Your goal> Return only the number of lines holding the word "screenshot".

Records for this task>
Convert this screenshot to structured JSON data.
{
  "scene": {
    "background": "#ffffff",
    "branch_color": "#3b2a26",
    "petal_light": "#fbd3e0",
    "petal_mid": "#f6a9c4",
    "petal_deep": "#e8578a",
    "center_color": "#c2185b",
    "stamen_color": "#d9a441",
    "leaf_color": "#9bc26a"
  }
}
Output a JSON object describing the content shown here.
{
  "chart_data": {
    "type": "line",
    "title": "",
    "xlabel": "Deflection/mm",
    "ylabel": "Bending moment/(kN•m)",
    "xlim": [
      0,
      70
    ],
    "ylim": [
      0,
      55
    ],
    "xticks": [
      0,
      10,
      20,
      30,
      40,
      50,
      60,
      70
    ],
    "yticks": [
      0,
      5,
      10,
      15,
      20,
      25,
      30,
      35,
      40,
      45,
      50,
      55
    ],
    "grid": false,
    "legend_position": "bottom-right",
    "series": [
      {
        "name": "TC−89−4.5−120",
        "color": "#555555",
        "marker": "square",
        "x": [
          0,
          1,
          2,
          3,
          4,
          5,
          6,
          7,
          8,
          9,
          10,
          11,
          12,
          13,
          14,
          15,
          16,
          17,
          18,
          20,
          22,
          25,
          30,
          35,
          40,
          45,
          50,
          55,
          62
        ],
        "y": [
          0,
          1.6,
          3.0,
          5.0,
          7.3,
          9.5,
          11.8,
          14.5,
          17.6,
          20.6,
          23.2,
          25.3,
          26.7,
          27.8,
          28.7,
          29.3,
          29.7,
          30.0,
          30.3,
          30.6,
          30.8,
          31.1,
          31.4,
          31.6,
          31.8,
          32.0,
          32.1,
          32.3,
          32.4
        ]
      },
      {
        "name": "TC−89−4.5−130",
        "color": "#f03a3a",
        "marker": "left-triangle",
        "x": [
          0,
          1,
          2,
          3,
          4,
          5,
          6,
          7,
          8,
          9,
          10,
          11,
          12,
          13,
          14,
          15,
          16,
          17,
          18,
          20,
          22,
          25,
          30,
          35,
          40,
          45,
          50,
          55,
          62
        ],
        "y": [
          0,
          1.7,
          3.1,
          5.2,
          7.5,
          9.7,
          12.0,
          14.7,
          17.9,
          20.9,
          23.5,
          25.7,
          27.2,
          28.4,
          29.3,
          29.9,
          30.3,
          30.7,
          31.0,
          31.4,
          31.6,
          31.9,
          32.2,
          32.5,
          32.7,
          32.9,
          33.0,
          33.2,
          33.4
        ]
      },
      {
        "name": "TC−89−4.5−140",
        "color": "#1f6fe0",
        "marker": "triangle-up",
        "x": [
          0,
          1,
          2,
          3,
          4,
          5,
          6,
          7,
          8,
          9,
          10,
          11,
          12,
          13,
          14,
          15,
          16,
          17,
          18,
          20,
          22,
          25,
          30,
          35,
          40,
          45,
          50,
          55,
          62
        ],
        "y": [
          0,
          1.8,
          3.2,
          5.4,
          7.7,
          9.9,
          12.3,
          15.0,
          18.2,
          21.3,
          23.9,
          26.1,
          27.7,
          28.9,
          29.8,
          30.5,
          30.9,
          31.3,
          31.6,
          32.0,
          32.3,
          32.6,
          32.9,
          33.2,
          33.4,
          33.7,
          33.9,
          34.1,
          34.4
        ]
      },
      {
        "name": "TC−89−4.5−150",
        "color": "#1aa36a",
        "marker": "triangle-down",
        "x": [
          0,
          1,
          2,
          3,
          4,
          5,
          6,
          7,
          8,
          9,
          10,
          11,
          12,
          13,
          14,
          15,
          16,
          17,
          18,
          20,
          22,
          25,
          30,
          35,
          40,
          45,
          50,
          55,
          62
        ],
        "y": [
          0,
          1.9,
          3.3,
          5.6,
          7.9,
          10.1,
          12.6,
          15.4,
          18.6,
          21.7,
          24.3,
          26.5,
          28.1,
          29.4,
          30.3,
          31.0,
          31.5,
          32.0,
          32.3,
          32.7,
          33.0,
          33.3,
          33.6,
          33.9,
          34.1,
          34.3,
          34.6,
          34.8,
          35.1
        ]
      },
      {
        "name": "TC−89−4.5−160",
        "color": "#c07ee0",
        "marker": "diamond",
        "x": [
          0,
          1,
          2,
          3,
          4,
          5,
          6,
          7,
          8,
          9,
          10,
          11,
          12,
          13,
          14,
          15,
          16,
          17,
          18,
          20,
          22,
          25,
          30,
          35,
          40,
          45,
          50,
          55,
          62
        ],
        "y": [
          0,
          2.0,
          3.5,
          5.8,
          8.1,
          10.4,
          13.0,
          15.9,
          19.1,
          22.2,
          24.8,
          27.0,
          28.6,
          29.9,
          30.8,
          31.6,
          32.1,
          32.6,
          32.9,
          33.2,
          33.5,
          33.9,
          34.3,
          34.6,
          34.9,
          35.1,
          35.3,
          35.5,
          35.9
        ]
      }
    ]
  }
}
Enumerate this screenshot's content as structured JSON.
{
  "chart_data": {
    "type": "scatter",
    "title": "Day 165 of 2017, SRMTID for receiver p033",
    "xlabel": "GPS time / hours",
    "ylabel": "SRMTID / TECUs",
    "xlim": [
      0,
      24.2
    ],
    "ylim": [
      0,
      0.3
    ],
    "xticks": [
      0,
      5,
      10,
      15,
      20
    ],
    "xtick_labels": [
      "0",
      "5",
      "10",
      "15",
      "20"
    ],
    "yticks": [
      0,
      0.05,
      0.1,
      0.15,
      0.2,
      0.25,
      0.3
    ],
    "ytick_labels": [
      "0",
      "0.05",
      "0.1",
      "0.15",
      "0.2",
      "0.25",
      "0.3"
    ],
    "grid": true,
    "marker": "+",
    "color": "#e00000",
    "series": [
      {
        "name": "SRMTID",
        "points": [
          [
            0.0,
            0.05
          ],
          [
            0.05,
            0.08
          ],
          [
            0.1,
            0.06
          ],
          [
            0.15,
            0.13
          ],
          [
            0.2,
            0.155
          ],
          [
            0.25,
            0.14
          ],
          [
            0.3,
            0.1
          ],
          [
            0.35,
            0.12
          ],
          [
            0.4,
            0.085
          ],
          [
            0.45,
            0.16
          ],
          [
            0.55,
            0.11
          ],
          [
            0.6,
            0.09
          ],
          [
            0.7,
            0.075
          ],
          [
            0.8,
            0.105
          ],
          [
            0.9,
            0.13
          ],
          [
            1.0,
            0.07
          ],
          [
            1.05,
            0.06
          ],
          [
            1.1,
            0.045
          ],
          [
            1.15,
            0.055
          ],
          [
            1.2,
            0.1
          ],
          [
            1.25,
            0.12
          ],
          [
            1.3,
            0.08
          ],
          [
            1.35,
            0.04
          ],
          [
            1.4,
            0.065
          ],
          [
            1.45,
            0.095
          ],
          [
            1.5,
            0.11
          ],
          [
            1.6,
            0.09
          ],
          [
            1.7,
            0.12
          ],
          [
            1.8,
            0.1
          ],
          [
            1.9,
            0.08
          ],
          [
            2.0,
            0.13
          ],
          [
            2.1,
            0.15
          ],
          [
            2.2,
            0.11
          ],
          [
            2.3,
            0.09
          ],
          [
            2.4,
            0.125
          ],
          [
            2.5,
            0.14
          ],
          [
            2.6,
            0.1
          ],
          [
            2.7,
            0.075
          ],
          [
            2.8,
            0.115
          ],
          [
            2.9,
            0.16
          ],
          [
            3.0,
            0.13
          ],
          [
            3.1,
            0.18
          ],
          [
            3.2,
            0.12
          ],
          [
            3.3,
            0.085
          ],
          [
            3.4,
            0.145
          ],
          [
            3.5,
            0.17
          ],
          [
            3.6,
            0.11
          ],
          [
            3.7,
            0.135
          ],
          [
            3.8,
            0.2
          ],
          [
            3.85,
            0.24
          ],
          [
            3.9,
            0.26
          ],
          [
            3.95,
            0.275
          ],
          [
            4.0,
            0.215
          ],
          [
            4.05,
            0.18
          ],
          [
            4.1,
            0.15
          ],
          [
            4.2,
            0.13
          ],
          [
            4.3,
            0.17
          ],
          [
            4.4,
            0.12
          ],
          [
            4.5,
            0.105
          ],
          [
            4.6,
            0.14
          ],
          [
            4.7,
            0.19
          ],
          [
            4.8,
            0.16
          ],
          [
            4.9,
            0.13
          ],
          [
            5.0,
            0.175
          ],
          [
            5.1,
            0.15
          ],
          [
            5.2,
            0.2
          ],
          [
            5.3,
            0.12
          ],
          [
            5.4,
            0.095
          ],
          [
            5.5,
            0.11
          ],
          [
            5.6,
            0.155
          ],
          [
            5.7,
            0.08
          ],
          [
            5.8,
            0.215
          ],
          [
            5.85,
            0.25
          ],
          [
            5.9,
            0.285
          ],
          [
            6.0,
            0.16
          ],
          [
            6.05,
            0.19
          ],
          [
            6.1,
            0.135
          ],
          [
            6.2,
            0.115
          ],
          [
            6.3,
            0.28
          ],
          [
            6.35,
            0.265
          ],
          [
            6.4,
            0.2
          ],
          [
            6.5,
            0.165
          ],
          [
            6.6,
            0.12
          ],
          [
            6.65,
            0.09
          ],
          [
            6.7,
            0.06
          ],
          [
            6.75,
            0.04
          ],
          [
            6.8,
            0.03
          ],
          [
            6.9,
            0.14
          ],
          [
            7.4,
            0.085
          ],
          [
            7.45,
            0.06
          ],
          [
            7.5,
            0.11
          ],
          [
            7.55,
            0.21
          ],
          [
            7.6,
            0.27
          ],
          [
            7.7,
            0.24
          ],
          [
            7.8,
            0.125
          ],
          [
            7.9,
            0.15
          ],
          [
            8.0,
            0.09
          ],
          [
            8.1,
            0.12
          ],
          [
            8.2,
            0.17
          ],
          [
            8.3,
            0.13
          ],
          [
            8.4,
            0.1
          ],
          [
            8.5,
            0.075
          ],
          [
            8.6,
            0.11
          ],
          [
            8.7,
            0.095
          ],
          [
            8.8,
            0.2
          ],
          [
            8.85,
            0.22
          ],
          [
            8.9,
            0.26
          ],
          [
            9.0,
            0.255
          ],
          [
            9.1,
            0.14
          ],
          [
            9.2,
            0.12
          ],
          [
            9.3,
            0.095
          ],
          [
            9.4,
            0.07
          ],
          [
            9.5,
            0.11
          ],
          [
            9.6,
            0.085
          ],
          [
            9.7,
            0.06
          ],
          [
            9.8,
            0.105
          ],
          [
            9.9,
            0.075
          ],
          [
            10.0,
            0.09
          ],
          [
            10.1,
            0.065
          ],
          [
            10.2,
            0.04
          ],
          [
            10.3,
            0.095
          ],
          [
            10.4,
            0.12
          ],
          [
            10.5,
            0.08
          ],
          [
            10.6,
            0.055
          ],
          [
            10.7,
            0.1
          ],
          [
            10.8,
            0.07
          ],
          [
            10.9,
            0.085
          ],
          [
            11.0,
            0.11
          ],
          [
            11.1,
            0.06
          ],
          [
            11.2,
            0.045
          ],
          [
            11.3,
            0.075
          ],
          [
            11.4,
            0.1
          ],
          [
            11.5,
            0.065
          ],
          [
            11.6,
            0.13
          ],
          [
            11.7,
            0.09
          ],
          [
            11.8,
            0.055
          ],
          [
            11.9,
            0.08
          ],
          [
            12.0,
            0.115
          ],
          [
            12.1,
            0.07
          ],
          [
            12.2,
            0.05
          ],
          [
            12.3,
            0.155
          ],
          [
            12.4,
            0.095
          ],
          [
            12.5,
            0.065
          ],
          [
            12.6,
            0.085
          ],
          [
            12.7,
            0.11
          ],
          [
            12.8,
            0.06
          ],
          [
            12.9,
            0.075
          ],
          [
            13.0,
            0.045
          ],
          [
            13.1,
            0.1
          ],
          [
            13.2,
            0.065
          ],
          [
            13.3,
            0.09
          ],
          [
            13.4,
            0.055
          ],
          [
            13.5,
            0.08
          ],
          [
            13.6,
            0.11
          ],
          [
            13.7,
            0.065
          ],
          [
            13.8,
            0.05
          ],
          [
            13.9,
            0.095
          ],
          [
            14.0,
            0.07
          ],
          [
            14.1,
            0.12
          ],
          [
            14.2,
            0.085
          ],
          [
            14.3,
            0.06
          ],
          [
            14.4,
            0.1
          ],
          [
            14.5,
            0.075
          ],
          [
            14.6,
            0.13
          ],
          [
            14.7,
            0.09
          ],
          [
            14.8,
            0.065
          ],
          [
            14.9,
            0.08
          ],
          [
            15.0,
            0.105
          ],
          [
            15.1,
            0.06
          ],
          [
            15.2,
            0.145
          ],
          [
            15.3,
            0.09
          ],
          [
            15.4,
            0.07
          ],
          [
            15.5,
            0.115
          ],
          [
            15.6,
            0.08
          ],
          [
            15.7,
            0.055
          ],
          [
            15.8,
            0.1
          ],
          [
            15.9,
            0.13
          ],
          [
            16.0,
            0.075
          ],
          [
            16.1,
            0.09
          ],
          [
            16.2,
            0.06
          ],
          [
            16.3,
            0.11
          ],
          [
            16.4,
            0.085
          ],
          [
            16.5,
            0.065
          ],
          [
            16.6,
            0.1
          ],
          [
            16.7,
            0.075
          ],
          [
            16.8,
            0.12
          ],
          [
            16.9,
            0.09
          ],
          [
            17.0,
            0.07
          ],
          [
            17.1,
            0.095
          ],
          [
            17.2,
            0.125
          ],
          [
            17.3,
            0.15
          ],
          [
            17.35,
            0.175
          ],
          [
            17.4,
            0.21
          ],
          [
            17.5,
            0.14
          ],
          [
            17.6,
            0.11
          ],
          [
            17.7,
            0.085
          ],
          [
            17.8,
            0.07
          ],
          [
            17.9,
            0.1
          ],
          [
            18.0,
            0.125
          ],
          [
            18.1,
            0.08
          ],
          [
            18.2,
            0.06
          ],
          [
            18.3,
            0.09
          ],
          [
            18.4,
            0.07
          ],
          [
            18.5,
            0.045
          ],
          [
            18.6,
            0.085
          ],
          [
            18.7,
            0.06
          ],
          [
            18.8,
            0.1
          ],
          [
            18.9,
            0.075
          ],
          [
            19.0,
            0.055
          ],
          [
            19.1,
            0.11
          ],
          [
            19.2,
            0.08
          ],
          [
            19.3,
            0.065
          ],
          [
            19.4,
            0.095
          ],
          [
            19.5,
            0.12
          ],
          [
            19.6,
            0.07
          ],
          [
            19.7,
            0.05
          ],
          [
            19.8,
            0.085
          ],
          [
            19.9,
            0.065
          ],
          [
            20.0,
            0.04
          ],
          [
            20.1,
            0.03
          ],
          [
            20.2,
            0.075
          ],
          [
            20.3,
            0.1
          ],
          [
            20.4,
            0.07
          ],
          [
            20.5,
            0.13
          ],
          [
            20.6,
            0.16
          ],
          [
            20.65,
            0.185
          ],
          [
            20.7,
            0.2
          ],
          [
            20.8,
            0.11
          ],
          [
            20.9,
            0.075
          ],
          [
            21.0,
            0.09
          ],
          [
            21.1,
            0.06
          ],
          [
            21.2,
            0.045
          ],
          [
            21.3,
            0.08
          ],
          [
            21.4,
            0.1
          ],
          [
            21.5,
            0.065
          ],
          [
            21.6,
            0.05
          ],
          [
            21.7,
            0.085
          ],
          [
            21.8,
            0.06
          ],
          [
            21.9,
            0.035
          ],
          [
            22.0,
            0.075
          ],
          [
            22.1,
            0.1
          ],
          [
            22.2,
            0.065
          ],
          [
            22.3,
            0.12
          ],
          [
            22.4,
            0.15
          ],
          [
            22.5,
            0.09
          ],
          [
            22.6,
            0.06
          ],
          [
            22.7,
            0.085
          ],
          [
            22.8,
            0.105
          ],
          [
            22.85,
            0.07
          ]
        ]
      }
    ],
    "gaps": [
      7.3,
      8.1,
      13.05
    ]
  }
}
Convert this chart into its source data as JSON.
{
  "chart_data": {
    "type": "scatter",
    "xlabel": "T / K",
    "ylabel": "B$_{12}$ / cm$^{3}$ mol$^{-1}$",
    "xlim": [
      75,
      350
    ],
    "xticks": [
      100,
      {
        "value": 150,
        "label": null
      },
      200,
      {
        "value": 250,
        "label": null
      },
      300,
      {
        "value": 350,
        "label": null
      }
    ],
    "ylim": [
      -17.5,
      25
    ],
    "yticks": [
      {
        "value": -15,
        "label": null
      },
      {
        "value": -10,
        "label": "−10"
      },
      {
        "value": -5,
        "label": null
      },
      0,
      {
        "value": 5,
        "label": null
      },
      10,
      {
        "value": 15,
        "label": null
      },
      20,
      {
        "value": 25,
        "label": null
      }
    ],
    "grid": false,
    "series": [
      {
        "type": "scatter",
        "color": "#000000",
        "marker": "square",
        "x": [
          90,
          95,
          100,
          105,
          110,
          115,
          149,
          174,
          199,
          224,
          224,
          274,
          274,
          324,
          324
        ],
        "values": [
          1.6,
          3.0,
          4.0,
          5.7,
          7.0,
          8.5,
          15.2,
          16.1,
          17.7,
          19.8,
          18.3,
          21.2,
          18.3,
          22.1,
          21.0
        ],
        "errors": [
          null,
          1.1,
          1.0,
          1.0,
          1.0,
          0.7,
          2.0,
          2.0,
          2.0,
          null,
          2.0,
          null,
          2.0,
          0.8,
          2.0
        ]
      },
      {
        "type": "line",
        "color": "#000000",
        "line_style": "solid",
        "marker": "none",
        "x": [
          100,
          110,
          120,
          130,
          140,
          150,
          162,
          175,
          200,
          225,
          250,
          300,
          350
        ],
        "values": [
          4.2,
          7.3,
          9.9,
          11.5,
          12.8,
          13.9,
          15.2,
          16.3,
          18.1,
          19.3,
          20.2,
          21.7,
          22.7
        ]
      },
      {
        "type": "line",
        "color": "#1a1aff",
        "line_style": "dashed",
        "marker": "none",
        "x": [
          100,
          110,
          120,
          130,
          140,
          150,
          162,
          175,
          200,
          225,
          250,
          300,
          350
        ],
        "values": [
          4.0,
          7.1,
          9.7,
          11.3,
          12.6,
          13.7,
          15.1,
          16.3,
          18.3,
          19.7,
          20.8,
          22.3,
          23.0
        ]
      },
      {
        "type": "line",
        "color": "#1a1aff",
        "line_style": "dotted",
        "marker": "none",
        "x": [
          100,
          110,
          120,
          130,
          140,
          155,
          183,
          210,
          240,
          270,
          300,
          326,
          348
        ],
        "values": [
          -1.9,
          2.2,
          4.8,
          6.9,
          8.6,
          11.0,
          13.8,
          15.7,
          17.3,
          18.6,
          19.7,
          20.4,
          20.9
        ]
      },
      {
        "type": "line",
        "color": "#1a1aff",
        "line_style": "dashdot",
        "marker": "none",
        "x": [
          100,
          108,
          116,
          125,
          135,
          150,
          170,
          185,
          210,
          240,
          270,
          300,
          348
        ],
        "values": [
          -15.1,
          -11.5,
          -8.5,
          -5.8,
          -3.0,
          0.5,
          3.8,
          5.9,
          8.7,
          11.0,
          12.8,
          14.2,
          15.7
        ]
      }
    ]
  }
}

The result> 2